> **Description of the task**
Copy the entries below exactly. Images do not belong in the copy.

Entries from a visual dataset:
........

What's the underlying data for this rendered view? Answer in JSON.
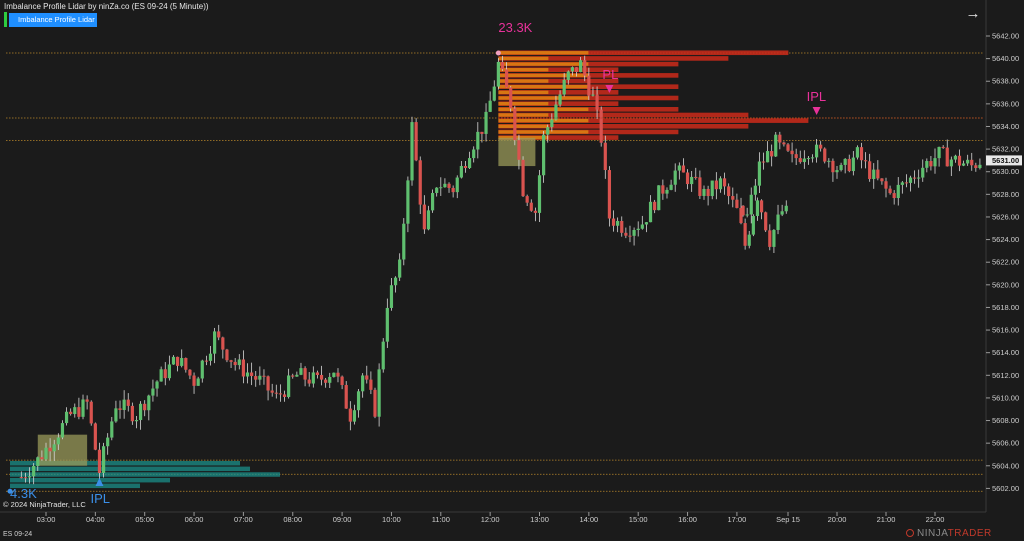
{
  "header": {
    "title": "Imbalance Profile Lidar by ninZa.co (ES 09-24 (5 Minute))",
    "indicator_button": "Imbalance Profile Lidar",
    "arrow_icon": "arrow-right-icon"
  },
  "footer": {
    "copyright": "© 2024 NinjaTrader, LLC",
    "instrument": "ES 09-24",
    "logo_left": "NINJA",
    "logo_right": "TRADER"
  },
  "colors": {
    "background": "#1b1b1b",
    "up_candle": "#5fbf6f",
    "down_candle": "#d9534f",
    "price_marker": "#e8e8e8",
    "level_line": "#b8862b",
    "bull_profile": "#1b8f8a",
    "bear_profile": "#cc2a1a",
    "bear_profile_inner": "#e08a10",
    "ipl_bull": "#3b8fe8",
    "ipl_bear": "#e8329a"
  },
  "chart_data": {
    "type": "candlestick",
    "instrument": "ES 09-24",
    "timeframe": "5 Minute",
    "x_ticks": [
      "03:00",
      "04:00",
      "05:00",
      "06:00",
      "07:00",
      "08:00",
      "09:00",
      "10:00",
      "11:00",
      "12:00",
      "13:00",
      "14:00",
      "15:00",
      "16:00",
      "17:00",
      "Sep 15",
      "20:00",
      "21:00",
      "22:00"
    ],
    "y_ticks": [
      "5642.00",
      "5640.00",
      "5638.00",
      "5636.00",
      "5634.00",
      "5632.00",
      "5630.00",
      "5628.00",
      "5626.00",
      "5624.00",
      "5622.00",
      "5620.00",
      "5618.00",
      "5616.00",
      "5614.00",
      "5612.00",
      "5610.00",
      "5608.00",
      "5606.00",
      "5604.00",
      "5602.00"
    ],
    "y_range": [
      5600.5,
      5643.5
    ],
    "current_price": "5631.00",
    "levels": [
      5640.5,
      5634.75,
      5632.75,
      5604.5,
      5603.25,
      5601.75
    ],
    "bull_profile": {
      "label": "4.3K",
      "ipl_label": "IPL",
      "range": [
        5601.75,
        5604.5
      ],
      "imbalance_zone": {
        "time": [
          "02:50",
          "03:50"
        ],
        "price": [
          5604.0,
          5606.75
        ]
      },
      "ipl_time": "04:05"
    },
    "bear_profile": {
      "label": "23.3K",
      "ipl_label": "PL",
      "range": [
        5632.75,
        5640.5
      ],
      "imbalance_zone": {
        "time": [
          "12:10",
          "12:55"
        ],
        "price": [
          5630.5,
          5633.0
        ]
      },
      "ipl_time": "14:25"
    },
    "bear_ipl_second": {
      "label": "IPL",
      "time": "19:35",
      "price": 5634.75
    },
    "key_points": [
      {
        "time": "02:30",
        "price": 5603.0
      },
      {
        "time": "02:50",
        "price": 5604.5
      },
      {
        "time": "03:10",
        "price": 5606.5
      },
      {
        "time": "03:30",
        "price": 5608.5
      },
      {
        "time": "03:50",
        "price": 5609.5
      },
      {
        "time": "04:05",
        "price": 5603.5
      },
      {
        "time": "04:25",
        "price": 5609.5
      },
      {
        "time": "04:50",
        "price": 5608.5
      },
      {
        "time": "05:15",
        "price": 5611.5
      },
      {
        "time": "05:40",
        "price": 5613.5
      },
      {
        "time": "06:00",
        "price": 5611.5
      },
      {
        "time": "06:25",
        "price": 5615.5
      },
      {
        "time": "06:50",
        "price": 5613.0
      },
      {
        "time": "07:20",
        "price": 5611.5
      },
      {
        "time": "07:40",
        "price": 5610.0
      },
      {
        "time": "08:05",
        "price": 5612.0
      },
      {
        "time": "08:30",
        "price": 5611.5
      },
      {
        "time": "08:50",
        "price": 5612.5
      },
      {
        "time": "09:10",
        "price": 5608.5
      },
      {
        "time": "09:25",
        "price": 5612.0
      },
      {
        "time": "09:40",
        "price": 5609.0
      },
      {
        "time": "09:55",
        "price": 5618.5
      },
      {
        "time": "10:10",
        "price": 5621.5
      },
      {
        "time": "10:25",
        "price": 5634.0
      },
      {
        "time": "10:40",
        "price": 5624.5
      },
      {
        "time": "10:55",
        "price": 5629.0
      },
      {
        "time": "11:15",
        "price": 5628.5
      },
      {
        "time": "11:35",
        "price": 5632.0
      },
      {
        "time": "11:55",
        "price": 5634.5
      },
      {
        "time": "12:10",
        "price": 5639.5
      },
      {
        "time": "12:25",
        "price": 5636.0
      },
      {
        "time": "12:40",
        "price": 5628.5
      },
      {
        "time": "12:55",
        "price": 5626.5
      },
      {
        "time": "13:05",
        "price": 5633.0
      },
      {
        "time": "13:20",
        "price": 5636.0
      },
      {
        "time": "13:35",
        "price": 5638.5
      },
      {
        "time": "13:50",
        "price": 5639.5
      },
      {
        "time": "14:05",
        "price": 5636.5
      },
      {
        "time": "14:15",
        "price": 5633.0
      },
      {
        "time": "14:25",
        "price": 5626.0
      },
      {
        "time": "14:45",
        "price": 5625.0
      },
      {
        "time": "15:05",
        "price": 5625.5
      },
      {
        "time": "15:25",
        "price": 5628.0
      },
      {
        "time": "15:45",
        "price": 5630.0
      },
      {
        "time": "16:00",
        "price": 5629.5
      },
      {
        "time": "16:20",
        "price": 5628.0
      },
      {
        "time": "16:40",
        "price": 5629.0
      },
      {
        "time": "17:00",
        "price": 5626.5
      },
      {
        "time": "17:10",
        "price": 5623.5
      },
      {
        "time": "17:25",
        "price": 5628.0
      },
      {
        "time": "17:40",
        "price": 5624.0
      },
      {
        "time": "17:55",
        "price": 5626.5
      },
      {
        "time": "18:10",
        "price": 5626.0
      },
      {
        "time": "18:25",
        "price": 5630.5
      },
      {
        "time": "18:45",
        "price": 5632.5
      },
      {
        "time": "19:05",
        "price": 5631.0
      },
      {
        "time": "19:25",
        "price": 5632.0
      },
      {
        "time": "19:45",
        "price": 5631.5
      },
      {
        "time": "20:05",
        "price": 5630.0
      },
      {
        "time": "20:25",
        "price": 5631.5
      },
      {
        "time": "20:45",
        "price": 5629.5
      },
      {
        "time": "21:05",
        "price": 5628.0
      },
      {
        "time": "21:25",
        "price": 5629.0
      },
      {
        "time": "21:45",
        "price": 5630.5
      },
      {
        "time": "22:05",
        "price": 5631.5
      },
      {
        "time": "22:25",
        "price": 5631.0
      },
      {
        "time": "22:45",
        "price": 5630.5
      },
      {
        "time": "22:55",
        "price": 5631.0
      }
    ]
  }
}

........

> **Final answer**
What's the underlying data for this rendered view? Answer in JSON.
{
  "header": {
    "title": "Imbalance Profile Lidar by ninZa.co (ES 09-24 (5 Minute))",
    "indicator_button": "Imbalance Profile Lidar",
    "arrow_icon": "arrow-right-icon"
  },
  "footer": {
    "copyright": "© 2024 NinjaTrader, LLC",
    "instrument": "ES 09-24",
    "logo_left": "NINJA",
    "logo_right": "TRADER"
  },
  "colors": {
    "background": "#1b1b1b",
    "up_candle": "#5fbf6f",
    "down_candle": "#d9534f",
    "price_marker": "#e8e8e8",
    "level_line": "#b8862b",
    "bull_profile": "#1b8f8a",
    "bear_profile": "#cc2a1a",
    "bear_profile_inner": "#e08a10",
    "ipl_bull": "#3b8fe8",
    "ipl_bear": "#e8329a"
  },
  "chart_data": {
    "type": "candlestick",
    "instrument": "ES 09-24",
    "timeframe": "5 Minute",
    "x_ticks": [
      "03:00",
      "04:00",
      "05:00",
      "06:00",
      "07:00",
      "08:00",
      "09:00",
      "10:00",
      "11:00",
      "12:00",
      "13:00",
      "14:00",
      "15:00",
      "16:00",
      "17:00",
      "Sep 15",
      "20:00",
      "21:00",
      "22:00"
    ],
    "y_ticks": [
      "5642.00",
      "5640.00",
      "5638.00",
      "5636.00",
      "5634.00",
      "5632.00",
      "5630.00",
      "5628.00",
      "5626.00",
      "5624.00",
      "5622.00",
      "5620.00",
      "5618.00",
      "5616.00",
      "5614.00",
      "5612.00",
      "5610.00",
      "5608.00",
      "5606.00",
      "5604.00",
      "5602.00"
    ],
    "y_range": [
      5600.5,
      5643.5
    ],
    "current_price": "5631.00",
    "levels": [
      5640.5,
      5634.75,
      5632.75,
      5604.5,
      5603.25,
      5601.75
    ],
    "bull_profile": {
      "label": "4.3K",
      "ipl_label": "IPL",
      "range": [
        5601.75,
        5604.5
      ],
      "imbalance_zone": {
        "time": [
          "02:50",
          "03:50"
        ],
        "price": [
          5604.0,
          5606.75
        ]
      },
      "ipl_time": "04:05"
    },
    "bear_profile": {
      "label": "23.3K",
      "ipl_label": "PL",
      "range": [
        5632.75,
        5640.5
      ],
      "imbalance_zone": {
        "time": [
          "12:10",
          "12:55"
        ],
        "price": [
          5630.5,
          5633.0
        ]
      },
      "ipl_time": "14:25"
    },
    "bear_ipl_second": {
      "label": "IPL",
      "time": "19:35",
      "price": 5634.75
    },
    "key_points": [
      {
        "time": "02:30",
        "price": 5603.0
      },
      {
        "time": "02:50",
        "price": 5604.5
      },
      {
        "time": "03:10",
        "price": 5606.5
      },
      {
        "time": "03:30",
        "price": 5608.5
      },
      {
        "time": "03:50",
        "price": 5609.5
      },
      {
        "time": "04:05",
        "price": 5603.5
      },
      {
        "time": "04:25",
        "price": 5609.5
      },
      {
        "time": "04:50",
        "price": 5608.5
      },
      {
        "time": "05:15",
        "price": 5611.5
      },
      {
        "time": "05:40",
        "price": 5613.5
      },
      {
        "time": "06:00",
        "price": 5611.5
      },
      {
        "time": "06:25",
        "price": 5615.5
      },
      {
        "time": "06:50",
        "price": 5613.0
      },
      {
        "time": "07:20",
        "price": 5611.5
      },
      {
        "time": "07:40",
        "price": 5610.0
      },
      {
        "time": "08:05",
        "price": 5612.0
      },
      {
        "time": "08:30",
        "price": 5611.5
      },
      {
        "time": "08:50",
        "price": 5612.5
      },
      {
        "time": "09:10",
        "price": 5608.5
      },
      {
        "time": "09:25",
        "price": 5612.0
      },
      {
        "time": "09:40",
        "price": 5609.0
      },
      {
        "time": "09:55",
        "price": 5618.5
      },
      {
        "time": "10:10",
        "price": 5621.5
      },
      {
        "time": "10:25",
        "price": 5634.0
      },
      {
        "time": "10:40",
        "price": 5624.5
      },
      {
        "time": "10:55",
        "price": 5629.0
      },
      {
        "time": "11:15",
        "price": 5628.5
      },
      {
        "time": "11:35",
        "price": 5632.0
      },
      {
        "time": "11:55",
        "price": 5634.5
      },
      {
        "time": "12:10",
        "price": 5639.5
      },
      {
        "time": "12:25",
        "price": 5636.0
      },
      {
        "time": "12:40",
        "price": 5628.5
      },
      {
        "time": "12:55",
        "price": 5626.5
      },
      {
        "time": "13:05",
        "price": 5633.0
      },
      {
        "time": "13:20",
        "price": 5636.0
      },
      {
        "time": "13:35",
        "price": 5638.5
      },
      {
        "time": "13:50",
        "price": 5639.5
      },
      {
        "time": "14:05",
        "price": 5636.5
      },
      {
        "time": "14:15",
        "price": 5633.0
      },
      {
        "time": "14:25",
        "price": 5626.0
      },
      {
        "time": "14:45",
        "price": 5625.0
      },
      {
        "time": "15:05",
        "price": 5625.5
      },
      {
        "time": "15:25",
        "price": 5628.0
      },
      {
        "time": "15:45",
        "price": 5630.0
      },
      {
        "time": "16:00",
        "price": 5629.5
      },
      {
        "time": "16:20",
        "price": 5628.0
      },
      {
        "time": "16:40",
        "price": 5629.0
      },
      {
        "time": "17:00",
        "price": 5626.5
      },
      {
        "time": "17:10",
        "price": 5623.5
      },
      {
        "time": "17:25",
        "price": 5628.0
      },
      {
        "time": "17:40",
        "price": 5624.0
      },
      {
        "time": "17:55",
        "price": 5626.5
      },
      {
        "time": "18:10",
        "price": 5626.0
      },
      {
        "time": "18:25",
        "price": 5630.5
      },
      {
        "time": "18:45",
        "price": 5632.5
      },
      {
        "time": "19:05",
        "price": 5631.0
      },
      {
        "time": "19:25",
        "price": 5632.0
      },
      {
        "time": "19:45",
        "price": 5631.5
      },
      {
        "time": "20:05",
        "price": 5630.0
      },
      {
        "time": "20:25",
        "price": 5631.5
      },
      {
        "time": "20:45",
        "price": 5629.5
      },
      {
        "time": "21:05",
        "price": 5628.0
      },
      {
        "time": "21:25",
        "price": 5629.0
      },
      {
        "time": "21:45",
        "price": 5630.5
      },
      {
        "time": "22:05",
        "price": 5631.5
      },
      {
        "time": "22:25",
        "price": 5631.0
      },
      {
        "time": "22:45",
        "price": 5630.5
      },
      {
        "time": "22:55",
        "price": 5631.0
      }
    ]
  }
}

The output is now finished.